YOUR INSTRUCTIONS –
Every line that includes the word "marker" is to be listed.
::: SUPPLIED RECORDS
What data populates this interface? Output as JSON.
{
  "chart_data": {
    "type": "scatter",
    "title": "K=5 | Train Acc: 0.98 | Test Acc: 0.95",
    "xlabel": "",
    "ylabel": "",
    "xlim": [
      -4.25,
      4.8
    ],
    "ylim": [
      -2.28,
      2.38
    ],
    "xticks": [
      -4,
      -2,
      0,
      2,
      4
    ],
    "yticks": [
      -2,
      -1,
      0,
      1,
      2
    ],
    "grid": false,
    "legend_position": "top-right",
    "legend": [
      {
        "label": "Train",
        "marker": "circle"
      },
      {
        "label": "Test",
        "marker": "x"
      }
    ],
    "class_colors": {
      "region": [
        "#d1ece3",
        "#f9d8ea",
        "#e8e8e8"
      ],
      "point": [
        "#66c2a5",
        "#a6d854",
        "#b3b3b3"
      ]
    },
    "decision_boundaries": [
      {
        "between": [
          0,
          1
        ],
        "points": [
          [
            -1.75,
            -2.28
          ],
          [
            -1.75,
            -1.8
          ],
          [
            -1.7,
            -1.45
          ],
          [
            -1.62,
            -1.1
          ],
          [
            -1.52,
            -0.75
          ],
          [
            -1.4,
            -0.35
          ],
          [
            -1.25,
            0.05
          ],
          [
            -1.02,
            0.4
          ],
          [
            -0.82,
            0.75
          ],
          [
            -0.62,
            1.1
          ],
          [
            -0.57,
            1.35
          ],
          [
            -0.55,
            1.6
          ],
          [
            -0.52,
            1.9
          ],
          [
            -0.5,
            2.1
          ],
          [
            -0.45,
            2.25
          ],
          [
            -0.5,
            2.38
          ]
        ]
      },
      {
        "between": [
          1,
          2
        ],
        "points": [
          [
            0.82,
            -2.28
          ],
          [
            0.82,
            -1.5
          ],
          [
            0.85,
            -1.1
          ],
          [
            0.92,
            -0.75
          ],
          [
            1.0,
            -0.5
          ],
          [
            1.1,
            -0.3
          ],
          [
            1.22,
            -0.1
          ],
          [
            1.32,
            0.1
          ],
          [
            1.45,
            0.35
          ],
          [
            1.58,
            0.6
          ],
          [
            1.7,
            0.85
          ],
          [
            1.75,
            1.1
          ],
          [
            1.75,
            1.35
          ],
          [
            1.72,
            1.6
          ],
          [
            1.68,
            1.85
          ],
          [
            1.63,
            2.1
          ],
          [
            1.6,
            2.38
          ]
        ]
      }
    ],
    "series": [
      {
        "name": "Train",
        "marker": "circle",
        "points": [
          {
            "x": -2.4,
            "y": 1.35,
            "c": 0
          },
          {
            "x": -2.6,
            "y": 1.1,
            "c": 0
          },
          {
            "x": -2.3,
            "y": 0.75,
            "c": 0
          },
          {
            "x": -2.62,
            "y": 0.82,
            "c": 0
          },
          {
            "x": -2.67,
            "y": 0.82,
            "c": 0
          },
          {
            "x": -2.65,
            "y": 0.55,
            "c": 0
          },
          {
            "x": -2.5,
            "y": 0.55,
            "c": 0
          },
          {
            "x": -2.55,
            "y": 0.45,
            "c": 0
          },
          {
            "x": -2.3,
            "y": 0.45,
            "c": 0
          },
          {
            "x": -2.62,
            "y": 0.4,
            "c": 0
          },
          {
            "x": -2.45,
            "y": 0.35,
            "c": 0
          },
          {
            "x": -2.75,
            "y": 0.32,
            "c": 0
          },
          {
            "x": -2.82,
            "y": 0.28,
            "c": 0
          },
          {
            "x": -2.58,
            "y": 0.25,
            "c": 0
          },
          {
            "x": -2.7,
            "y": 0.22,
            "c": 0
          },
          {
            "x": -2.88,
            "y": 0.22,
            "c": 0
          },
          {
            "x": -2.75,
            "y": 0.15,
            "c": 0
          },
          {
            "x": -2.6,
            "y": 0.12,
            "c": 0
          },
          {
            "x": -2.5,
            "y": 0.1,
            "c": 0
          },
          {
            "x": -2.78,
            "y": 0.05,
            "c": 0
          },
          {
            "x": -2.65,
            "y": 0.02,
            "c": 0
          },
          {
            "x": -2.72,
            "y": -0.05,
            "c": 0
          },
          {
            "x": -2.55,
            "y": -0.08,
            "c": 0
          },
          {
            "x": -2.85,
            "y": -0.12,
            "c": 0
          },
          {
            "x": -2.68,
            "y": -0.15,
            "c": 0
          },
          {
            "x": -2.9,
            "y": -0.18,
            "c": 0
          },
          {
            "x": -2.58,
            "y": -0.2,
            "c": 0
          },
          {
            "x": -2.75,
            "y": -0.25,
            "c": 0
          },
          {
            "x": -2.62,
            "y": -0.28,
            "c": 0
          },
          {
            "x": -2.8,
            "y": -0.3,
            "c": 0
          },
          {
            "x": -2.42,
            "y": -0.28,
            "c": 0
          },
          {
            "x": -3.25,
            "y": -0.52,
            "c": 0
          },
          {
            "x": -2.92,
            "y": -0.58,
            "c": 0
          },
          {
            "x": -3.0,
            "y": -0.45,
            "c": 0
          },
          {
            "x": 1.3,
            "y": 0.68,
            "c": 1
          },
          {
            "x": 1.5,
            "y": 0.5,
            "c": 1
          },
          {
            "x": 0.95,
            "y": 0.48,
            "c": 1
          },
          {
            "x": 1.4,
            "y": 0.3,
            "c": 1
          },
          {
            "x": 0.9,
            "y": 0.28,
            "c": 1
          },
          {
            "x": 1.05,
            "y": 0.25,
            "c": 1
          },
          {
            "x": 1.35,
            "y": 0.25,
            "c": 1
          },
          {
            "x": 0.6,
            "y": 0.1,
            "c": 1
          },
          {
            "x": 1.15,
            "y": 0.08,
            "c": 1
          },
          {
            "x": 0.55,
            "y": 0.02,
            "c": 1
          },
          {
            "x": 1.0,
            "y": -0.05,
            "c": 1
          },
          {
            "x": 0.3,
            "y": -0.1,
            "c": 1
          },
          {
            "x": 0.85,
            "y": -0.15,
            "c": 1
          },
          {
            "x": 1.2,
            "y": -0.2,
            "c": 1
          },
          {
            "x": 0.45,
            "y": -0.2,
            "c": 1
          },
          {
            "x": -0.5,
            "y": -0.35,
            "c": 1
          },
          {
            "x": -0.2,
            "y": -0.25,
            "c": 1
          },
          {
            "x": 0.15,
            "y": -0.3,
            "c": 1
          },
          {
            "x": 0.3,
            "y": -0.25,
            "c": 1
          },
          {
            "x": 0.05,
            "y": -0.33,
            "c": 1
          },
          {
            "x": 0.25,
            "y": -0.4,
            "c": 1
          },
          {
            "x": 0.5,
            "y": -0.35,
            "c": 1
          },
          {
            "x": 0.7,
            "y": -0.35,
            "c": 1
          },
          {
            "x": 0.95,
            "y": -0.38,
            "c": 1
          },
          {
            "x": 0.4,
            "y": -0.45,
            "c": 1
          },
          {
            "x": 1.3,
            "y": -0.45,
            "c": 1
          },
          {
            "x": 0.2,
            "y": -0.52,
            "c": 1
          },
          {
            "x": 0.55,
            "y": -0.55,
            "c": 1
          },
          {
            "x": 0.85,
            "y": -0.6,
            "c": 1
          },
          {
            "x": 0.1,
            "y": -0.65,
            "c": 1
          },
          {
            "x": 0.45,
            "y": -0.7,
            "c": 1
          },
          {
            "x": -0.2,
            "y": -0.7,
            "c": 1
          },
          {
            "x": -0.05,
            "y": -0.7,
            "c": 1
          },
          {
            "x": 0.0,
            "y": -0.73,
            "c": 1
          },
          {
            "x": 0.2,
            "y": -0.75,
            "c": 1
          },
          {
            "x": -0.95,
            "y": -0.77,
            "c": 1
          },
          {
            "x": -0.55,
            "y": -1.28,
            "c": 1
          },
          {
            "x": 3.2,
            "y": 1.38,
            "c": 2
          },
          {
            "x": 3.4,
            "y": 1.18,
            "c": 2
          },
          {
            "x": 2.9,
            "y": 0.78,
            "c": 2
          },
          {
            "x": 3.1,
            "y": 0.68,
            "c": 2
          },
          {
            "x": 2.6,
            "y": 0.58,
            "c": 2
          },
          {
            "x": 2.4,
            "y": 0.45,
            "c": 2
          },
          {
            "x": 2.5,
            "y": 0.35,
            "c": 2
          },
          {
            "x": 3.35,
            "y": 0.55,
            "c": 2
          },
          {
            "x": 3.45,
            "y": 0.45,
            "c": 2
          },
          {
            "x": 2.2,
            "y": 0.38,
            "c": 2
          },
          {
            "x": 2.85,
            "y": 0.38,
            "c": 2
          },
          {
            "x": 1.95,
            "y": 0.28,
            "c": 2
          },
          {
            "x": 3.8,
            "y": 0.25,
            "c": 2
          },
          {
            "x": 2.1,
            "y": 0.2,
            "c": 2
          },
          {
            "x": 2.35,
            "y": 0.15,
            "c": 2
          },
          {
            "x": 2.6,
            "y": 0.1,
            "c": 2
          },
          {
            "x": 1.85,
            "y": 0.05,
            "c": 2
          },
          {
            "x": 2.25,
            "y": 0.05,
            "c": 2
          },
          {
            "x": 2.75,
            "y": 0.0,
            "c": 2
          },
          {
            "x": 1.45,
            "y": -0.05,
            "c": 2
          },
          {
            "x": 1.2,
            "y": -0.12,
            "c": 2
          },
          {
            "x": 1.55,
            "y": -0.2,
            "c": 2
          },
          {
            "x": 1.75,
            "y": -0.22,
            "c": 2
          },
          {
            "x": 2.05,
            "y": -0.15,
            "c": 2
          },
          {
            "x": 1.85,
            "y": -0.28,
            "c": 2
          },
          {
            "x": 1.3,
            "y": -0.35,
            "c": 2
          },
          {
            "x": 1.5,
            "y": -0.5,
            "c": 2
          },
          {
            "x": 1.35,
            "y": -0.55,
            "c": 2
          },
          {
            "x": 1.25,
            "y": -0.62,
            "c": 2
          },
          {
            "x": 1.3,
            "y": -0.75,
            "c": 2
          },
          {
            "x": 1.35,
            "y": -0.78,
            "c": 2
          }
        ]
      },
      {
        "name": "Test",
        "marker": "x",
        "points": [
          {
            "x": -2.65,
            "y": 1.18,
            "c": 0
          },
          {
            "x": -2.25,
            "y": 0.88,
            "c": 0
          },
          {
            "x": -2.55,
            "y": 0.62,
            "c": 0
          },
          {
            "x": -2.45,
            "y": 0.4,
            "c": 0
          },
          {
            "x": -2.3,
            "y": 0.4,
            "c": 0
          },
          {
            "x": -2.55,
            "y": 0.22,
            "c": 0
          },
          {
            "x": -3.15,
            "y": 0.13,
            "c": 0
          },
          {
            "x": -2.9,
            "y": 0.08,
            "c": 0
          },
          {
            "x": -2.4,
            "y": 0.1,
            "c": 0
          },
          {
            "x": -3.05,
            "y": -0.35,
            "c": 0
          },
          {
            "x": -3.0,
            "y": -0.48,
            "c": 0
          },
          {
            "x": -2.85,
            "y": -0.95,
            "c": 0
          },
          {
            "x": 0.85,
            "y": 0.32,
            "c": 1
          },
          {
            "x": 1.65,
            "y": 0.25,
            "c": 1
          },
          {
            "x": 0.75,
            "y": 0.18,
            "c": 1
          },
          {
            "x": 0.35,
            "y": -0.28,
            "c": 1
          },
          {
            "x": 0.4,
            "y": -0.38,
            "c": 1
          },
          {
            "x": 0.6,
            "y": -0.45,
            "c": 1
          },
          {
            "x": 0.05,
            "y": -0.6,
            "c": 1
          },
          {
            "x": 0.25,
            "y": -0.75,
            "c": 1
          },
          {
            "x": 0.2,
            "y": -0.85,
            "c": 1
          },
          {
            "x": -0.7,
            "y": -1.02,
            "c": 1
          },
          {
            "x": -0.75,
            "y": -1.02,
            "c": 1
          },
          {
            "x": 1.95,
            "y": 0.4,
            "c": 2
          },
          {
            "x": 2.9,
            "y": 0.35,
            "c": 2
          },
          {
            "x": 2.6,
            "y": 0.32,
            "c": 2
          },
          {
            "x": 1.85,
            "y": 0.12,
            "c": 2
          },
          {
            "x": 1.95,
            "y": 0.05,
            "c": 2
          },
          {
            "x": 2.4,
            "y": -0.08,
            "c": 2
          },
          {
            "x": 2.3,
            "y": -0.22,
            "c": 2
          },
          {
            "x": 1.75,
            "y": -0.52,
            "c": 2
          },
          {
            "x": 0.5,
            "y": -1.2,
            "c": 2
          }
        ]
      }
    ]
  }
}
::::::
ANSWER TO THE PROBLEM –
        "marker": "circle"
        "marker": "x"
        "marker": "circle",
        "marker": "x",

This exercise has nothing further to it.